▶ [Given problem]: Extend the social media thread about learning Go and Rust by writing what comes after its final post.
====== Extract provided
Think I'm going to use the same logic I used when I did it one time in javascript four years ago octodon.social/media/Vn0CZwMtw

Alright well I hit a bit of a wall (compile error complaining about a variable that's either undeclared or unused), so I took a minute to push my progress to Github: github.com/sts10/tic-tac-go

Ah I got it. Was declaring a variable with `:=` when i meant to just re-assign it (`=`)

@schlink Rust has `into()`, that lets the compiler automatically convert an argument to the type needed by the function without you having to do it explicitly (assuming a type conversion has been defined)

@schlink it's hard to find linkable docs on it though...

@seanlinsley trade-offs!

I'm mostly going from Stack Overflow with my issues so far (e.g. stackoverflow.com/questions/10 )

But I'm planning on doing this same little game in both Rust and C++ and then maybe writing up the experience in a blog post.

@seanlinsley Started playing with Rust today. It's manageable so far!

Really enjoying these "rustlings" and the playground links in the readme github.com/carols10cents/rustl

@schlink It's picky yep, but that's par for the course for statically typed languages (of which golang is imo one of the best!). For a more relaxed experience try ruby or perl :) or to a slightly less extent python or javascript (nodejs is surprisingly fast and low-memory-overhead).

@ttk yeah coming from Ruby/Javascript/some Python-- I knew what I was getting in to to some extent. I was just surprised that Go made me define not only that a func's input was an array but also its size.

What do you like about Go? I'm casually poking around for _something new_. Watching a Rust tutorial right now to get an idea of what it's all about.

@schlink lol I didn't run into that b/c I've always preferred 🐍 case

@seanlinsley I usually do too but I was doing camel for Go for some reason... forgetting if that's their standard.

Fuck though, this is hard. My understanding of ownership and borrowing is... apparently not sufficient

man idk, Rust is putting up way more of a fight than Golang did for me... I guess that's kind of by design though. octodon.social/media/yjYuGa_nH

@schlink first image, slices and arrays are 2 different storage mediums, which is why it fails.
============
====== Data records
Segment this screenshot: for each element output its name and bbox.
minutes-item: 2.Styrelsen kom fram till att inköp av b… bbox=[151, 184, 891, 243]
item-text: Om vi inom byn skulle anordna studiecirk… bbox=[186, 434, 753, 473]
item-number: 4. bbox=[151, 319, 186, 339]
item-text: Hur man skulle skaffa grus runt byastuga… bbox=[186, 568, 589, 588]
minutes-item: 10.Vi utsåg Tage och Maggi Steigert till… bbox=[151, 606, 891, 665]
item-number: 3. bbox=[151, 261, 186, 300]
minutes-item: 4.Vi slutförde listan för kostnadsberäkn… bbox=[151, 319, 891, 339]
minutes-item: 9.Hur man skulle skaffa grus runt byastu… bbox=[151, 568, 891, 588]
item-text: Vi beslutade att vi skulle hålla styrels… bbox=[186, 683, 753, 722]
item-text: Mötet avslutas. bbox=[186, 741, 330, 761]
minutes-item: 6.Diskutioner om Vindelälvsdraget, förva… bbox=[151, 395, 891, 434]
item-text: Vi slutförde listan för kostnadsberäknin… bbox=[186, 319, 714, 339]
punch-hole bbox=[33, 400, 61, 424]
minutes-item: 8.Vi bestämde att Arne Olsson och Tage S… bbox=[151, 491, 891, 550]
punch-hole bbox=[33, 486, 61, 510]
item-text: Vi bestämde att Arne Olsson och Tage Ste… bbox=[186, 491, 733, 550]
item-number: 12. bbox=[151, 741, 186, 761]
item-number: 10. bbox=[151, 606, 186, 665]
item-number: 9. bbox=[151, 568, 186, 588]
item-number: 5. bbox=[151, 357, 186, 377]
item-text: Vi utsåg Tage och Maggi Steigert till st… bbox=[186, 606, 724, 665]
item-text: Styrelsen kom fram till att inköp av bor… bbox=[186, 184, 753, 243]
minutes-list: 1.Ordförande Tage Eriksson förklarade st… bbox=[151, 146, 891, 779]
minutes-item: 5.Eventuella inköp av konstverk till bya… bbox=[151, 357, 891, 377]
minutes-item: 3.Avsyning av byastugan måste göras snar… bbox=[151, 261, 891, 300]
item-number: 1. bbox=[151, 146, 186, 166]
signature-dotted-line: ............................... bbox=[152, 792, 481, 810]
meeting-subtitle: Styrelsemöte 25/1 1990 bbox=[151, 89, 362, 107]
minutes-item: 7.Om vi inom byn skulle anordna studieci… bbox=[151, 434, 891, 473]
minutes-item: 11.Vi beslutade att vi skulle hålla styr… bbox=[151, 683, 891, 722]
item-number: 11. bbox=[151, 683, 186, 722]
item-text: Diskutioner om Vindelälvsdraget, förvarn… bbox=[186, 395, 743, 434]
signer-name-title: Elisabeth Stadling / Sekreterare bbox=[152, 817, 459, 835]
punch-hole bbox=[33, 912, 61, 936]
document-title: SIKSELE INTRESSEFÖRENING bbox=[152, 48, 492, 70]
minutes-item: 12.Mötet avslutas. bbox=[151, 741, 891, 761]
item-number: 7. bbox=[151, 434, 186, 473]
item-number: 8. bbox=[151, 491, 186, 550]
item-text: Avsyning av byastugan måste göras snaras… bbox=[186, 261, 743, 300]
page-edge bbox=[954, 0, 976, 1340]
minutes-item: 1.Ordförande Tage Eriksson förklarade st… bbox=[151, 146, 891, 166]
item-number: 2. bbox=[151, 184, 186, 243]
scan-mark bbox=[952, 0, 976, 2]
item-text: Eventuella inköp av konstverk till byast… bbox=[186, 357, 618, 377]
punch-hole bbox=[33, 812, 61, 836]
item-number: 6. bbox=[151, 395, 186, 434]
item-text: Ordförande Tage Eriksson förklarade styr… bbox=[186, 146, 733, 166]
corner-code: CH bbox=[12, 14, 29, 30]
============
▶ [Answer to this exercise]:
Don't know so much about rust though. I just stopped trying it after a while since the syntax, etc. is counter productive to me. Makes me get less work done.

@Clipsey Yeah I'm about ready to wave the white flag.

Here's that error, isolated in the playground if you want to beat your head against the wall: play.rust-lang.org/?gist=40257

Like, maybe I'll figure it out after an hour, but I feel like then it'll just be some other cryptic error

@schlink but yeah, golang if you want to stay sane.

Rust has only given me bs issues with confusing compiler errors and documentation.

@Clipsey Ah ok so I really just had to convert the i32 to usize with this cute-as-hell `as` function thing play.rust-lang.org/?gist=2e55c

But yeah, still rough

Alright I got tic-tac-toe working in both Go and (omg the struggle) Rust!

Here's my long blog post about it: sts10.github.io/2017/11/18/try (tl;dr Rust seems like a really cool idea, but Go seems more practical for most)

Golang repo: github.com/sts10/tic-tac-go

Rust repo: github.com/sts10/rusty-tac

@schlink Here's some nifty golang thing. structs can have attached functions.

So if i make a struct, called vector with 2 inputs of X and Y (int)

type Vector struct {
X int
Y int
}

i can attach a function, like "Add"

func (v *Vector) Add(other Vector) {
return Vector{v.X + other.X, v.Y + other.Y}
}

@schlink also, golang can run single-source .go files via the go run (file) command

@Clipsey yep, I used that constantly. Perhaps I should note it in the post...

@schlink oh wait, you already knew, i'm tired with an headache drinking way too much pear cider. Don't mind me.. xD

@Clipsey ah, I feel like that'll be the next thing for me to investigate (that or interfaces).

So this function is named "Add", the input is "other" of type Vector, and... there's no output?

@schlink You need structs before interfaces can be useful, unless you use interface{}, which is golang's form of OOP object class.

@schlink github.com/Member1221/mgj2017 Here's a small game i made in golang for a game jam, tried to make golang be quite OOP with interfaces, feel free to poke around with the code :D

@schlink also, you found a mistake in the code, there should be a return of Vector in the end

@Clipsey ha!

Tell me more about that asterisk though-- `(v *Vector)`. Is that a pointer to your defined type Vector? Why do you need as an asterisk there and I never needed one in my code? What's it called in the docs?

@schlink The asterisk, is indeed a pointer, as i prefer passing around references, also allows you to return nil on errors, and such.

@schlink
func (v *Vector) Add(other Vector) *Vector {
return &Vector{v.X + other.X, v.Y + other.Y}
}

@Clipsey ok, guess I'll have to think of a project where I'll need structs with functions!

@schlink nifty thing with pointers aswell, the inbuilt function new.

pos := new(Vector)
Will return a pointer to vector with default data. (X = 0, Y = 0) as far as i remember.

@schlink `match` in Rust is much more than a switch statement; it can be used for error handling, object destructuring, and custom pattern matching.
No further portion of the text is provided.